Brief. From the records, pick out and copy each line containing "reclamaciones".

-- START Provided entries --

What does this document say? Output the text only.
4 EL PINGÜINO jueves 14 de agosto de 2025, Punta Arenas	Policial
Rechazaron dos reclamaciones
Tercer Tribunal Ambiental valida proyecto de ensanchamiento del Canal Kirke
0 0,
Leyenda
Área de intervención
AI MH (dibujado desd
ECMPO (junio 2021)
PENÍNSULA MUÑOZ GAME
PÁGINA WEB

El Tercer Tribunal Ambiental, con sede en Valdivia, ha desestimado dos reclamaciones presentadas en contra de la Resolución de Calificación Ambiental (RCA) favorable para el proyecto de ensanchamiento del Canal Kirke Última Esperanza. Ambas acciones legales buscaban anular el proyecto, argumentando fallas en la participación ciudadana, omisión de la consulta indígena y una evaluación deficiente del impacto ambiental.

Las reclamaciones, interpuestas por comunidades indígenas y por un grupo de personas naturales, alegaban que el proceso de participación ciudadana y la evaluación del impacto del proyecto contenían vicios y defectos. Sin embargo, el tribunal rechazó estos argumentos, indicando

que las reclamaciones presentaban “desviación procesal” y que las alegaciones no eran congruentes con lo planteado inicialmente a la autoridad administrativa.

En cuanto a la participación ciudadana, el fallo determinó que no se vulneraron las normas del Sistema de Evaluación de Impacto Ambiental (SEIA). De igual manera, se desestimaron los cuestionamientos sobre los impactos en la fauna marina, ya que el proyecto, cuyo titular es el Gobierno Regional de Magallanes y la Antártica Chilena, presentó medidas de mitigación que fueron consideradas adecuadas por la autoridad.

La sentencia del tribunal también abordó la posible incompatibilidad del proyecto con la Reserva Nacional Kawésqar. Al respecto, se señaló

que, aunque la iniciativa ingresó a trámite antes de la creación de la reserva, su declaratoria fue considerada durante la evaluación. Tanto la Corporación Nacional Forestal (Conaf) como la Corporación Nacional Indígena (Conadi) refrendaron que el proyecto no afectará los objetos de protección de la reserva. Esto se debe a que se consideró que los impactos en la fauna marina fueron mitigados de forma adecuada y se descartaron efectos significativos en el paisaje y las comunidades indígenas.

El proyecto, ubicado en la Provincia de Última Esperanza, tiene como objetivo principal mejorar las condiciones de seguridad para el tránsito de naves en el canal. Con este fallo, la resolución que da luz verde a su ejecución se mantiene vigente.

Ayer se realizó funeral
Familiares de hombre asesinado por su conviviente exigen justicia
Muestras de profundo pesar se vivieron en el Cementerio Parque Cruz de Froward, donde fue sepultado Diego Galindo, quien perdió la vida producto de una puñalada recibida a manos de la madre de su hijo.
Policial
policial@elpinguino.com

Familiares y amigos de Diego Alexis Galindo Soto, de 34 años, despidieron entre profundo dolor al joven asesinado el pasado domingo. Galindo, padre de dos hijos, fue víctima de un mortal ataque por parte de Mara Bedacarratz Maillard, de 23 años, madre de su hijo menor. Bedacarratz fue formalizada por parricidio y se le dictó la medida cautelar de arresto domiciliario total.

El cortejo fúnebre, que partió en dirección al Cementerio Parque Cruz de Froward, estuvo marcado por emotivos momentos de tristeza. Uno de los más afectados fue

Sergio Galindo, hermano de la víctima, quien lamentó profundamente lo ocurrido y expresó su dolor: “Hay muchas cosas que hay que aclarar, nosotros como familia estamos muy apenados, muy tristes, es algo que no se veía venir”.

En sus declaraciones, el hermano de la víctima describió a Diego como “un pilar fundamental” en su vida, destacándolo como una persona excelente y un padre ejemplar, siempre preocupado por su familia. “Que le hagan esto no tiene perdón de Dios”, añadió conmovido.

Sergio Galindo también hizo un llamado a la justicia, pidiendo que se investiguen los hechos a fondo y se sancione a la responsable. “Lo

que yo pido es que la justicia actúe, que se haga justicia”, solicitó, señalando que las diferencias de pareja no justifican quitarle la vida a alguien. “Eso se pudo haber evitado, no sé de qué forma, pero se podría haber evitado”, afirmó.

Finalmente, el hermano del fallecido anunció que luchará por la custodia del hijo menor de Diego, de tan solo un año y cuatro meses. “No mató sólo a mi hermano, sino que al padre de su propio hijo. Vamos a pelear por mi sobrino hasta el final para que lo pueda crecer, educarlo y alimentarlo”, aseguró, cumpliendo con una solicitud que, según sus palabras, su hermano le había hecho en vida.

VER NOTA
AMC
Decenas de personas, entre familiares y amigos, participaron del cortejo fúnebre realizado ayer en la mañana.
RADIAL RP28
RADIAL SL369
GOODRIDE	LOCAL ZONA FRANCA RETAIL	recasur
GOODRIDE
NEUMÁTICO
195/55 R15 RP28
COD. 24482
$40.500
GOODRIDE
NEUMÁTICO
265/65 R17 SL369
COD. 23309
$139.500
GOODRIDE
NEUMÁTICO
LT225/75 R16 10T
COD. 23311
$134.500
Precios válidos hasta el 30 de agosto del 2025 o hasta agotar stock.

-- END Provided entries --

Task result.
Rechazaron dos reclamaciones
El Tercer Tribunal Ambiental, con sede en Valdivia, ha desestimado dos reclamaciones presentadas en contra de la Resolución de Calificación Ambiental (RCA) favorable para el proyecto de ensanchamiento del Canal Kirke Última Esperanza. Ambas acciones legales buscaban anular el proyecto, argumentando fallas en la participación ciudadana, omisión de la consulta indígena y una evaluación deficiente del impacto ambiental.
Las reclamaciones, interpuestas por comunidades indígenas y por un grupo de personas naturales, alegaban que el proceso de participación ciudadana y la evaluación del impacto del proyecto contenían vicios y defectos. Sin embargo, el tribunal rechazó estos argumentos, indicando
que las reclamaciones presentaban “desviación procesal” y que las alegaciones no eran congruentes con lo planteado inicialmente a la autoridad administrativa.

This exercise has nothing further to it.